= Goal =
Look through the data below and report how many lines include "Зарубежная". Only the number should be given.

═══

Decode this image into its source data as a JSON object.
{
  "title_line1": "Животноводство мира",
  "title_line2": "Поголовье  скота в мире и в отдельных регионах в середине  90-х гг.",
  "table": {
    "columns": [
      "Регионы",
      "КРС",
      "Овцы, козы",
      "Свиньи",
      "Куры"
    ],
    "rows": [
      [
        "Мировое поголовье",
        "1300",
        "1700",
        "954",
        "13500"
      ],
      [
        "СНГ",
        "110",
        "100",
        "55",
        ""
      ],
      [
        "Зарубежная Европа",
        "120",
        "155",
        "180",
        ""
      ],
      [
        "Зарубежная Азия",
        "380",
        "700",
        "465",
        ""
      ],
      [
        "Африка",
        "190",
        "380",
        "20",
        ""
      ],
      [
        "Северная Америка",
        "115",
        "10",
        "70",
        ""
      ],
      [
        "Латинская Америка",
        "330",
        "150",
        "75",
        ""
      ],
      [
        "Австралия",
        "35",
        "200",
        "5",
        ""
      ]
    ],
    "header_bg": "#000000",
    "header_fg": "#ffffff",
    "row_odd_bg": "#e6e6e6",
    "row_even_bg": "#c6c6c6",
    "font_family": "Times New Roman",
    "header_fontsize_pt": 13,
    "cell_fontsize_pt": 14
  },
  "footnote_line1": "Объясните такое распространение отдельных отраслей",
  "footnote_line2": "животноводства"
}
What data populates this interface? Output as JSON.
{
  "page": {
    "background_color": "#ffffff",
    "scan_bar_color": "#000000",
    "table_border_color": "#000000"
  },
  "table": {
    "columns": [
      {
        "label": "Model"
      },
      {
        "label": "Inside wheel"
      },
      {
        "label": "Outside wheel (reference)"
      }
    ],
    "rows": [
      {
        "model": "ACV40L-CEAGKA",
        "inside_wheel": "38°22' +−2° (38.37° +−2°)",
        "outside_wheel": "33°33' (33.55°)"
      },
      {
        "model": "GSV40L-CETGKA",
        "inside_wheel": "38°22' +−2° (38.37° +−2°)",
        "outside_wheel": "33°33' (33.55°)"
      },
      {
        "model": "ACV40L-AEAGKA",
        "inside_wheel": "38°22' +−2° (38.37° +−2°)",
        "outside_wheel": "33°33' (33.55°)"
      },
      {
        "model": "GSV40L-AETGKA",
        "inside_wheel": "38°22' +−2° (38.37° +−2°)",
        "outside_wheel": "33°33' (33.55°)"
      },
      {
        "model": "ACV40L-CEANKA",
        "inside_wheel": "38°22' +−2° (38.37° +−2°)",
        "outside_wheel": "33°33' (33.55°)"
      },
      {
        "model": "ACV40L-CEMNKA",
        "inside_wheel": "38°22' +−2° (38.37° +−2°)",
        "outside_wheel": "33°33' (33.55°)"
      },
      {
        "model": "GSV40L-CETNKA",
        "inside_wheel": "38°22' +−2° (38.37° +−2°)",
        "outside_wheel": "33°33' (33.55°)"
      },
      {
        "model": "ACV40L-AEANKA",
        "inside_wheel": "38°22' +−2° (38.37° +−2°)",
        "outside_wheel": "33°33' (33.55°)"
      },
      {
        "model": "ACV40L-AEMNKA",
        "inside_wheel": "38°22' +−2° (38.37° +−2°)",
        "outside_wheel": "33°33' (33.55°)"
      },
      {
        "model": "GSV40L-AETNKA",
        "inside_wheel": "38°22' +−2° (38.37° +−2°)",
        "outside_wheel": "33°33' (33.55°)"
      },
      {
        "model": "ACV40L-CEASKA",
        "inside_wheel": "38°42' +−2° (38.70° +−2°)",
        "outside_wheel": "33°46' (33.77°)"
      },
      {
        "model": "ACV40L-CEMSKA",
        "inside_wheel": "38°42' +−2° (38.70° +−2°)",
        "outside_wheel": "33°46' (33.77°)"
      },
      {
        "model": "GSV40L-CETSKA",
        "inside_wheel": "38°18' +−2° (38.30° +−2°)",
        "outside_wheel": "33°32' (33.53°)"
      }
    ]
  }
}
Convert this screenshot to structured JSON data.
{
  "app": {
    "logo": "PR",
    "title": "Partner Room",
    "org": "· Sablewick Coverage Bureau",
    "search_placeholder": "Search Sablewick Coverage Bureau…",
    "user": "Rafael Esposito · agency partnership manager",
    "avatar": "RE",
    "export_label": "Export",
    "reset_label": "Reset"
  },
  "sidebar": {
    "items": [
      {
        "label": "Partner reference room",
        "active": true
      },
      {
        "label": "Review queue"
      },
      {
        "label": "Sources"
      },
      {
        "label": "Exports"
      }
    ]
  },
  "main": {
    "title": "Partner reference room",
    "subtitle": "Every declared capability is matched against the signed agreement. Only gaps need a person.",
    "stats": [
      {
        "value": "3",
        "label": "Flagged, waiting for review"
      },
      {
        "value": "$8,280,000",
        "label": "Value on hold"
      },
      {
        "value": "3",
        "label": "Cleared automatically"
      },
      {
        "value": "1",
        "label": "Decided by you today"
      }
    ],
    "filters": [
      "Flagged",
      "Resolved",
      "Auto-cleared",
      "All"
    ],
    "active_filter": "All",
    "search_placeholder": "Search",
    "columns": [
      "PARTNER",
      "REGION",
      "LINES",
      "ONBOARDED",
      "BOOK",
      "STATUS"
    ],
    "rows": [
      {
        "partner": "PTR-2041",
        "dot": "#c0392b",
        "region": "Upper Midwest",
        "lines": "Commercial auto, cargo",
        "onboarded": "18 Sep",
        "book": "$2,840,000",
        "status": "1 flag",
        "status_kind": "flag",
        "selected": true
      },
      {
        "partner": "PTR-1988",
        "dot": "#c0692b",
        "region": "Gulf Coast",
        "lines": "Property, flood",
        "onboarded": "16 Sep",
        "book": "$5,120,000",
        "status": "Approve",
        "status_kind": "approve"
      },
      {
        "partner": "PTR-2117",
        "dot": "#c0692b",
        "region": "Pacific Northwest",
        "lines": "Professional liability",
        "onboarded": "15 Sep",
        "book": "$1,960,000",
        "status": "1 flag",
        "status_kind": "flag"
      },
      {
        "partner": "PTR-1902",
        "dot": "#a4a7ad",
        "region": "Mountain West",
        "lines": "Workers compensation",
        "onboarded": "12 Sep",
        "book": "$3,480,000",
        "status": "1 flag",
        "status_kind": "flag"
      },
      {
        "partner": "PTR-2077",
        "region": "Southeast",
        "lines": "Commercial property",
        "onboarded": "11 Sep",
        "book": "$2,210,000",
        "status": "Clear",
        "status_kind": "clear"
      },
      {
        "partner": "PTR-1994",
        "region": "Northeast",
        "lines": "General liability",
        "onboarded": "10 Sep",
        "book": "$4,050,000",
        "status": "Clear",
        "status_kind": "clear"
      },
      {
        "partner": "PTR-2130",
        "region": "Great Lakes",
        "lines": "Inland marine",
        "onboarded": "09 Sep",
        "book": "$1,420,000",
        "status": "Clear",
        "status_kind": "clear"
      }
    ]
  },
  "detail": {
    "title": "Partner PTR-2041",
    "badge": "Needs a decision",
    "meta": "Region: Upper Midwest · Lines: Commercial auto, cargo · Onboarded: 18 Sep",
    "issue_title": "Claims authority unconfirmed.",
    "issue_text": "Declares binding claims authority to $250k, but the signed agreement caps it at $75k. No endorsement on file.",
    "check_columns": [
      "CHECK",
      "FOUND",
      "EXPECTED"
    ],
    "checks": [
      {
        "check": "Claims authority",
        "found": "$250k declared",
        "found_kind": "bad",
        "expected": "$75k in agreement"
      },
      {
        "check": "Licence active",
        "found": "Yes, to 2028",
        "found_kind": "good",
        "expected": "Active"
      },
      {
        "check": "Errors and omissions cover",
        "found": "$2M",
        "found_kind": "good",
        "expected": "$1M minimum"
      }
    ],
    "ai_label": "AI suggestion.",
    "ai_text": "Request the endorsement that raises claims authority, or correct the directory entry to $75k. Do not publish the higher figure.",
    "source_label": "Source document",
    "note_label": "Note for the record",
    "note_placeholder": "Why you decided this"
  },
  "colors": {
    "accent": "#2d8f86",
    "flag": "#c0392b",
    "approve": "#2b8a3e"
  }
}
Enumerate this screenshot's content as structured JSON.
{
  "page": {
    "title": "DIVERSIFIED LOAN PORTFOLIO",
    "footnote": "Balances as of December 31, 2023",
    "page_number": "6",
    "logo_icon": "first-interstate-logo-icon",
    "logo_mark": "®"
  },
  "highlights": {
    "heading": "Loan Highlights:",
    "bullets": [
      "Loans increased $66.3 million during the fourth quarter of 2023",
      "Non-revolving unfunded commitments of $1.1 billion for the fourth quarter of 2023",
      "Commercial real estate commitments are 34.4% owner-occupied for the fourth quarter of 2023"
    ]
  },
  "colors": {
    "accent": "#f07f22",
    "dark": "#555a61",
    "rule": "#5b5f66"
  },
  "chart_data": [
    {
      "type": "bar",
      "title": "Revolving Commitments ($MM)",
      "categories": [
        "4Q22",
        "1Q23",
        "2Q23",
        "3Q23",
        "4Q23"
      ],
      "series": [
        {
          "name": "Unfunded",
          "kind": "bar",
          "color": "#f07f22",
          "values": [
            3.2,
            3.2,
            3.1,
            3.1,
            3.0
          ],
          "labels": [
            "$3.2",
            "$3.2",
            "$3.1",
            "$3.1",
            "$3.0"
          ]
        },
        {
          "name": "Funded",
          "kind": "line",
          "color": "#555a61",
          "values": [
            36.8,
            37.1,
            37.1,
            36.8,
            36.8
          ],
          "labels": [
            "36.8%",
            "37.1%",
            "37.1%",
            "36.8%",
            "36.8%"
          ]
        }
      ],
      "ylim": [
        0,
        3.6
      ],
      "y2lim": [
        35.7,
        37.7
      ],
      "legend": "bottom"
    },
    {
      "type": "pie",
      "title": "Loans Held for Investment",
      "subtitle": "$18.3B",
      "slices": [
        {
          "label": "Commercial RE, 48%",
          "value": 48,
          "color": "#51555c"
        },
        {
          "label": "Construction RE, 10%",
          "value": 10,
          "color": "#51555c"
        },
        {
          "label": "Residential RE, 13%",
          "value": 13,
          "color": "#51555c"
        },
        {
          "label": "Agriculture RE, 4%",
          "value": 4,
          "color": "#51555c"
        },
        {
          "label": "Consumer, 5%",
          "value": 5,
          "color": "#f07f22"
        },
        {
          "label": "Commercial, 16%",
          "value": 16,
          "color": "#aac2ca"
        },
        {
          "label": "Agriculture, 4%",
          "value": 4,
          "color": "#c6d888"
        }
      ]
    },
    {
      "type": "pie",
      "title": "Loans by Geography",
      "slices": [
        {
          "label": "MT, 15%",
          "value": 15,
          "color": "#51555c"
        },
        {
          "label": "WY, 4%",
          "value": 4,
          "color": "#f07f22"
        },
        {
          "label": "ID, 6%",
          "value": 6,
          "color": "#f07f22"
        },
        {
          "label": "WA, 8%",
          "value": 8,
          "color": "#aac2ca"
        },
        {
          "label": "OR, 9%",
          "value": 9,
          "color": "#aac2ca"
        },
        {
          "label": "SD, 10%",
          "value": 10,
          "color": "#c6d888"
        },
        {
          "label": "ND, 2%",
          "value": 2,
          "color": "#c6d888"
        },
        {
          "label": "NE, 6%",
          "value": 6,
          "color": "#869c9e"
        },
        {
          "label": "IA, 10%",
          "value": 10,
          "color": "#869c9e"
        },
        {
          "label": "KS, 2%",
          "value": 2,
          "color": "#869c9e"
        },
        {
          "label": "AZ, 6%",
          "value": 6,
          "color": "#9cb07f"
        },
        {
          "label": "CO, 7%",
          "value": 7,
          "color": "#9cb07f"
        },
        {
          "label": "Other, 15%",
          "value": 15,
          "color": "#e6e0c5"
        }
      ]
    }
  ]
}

═══

= Complete answer =
2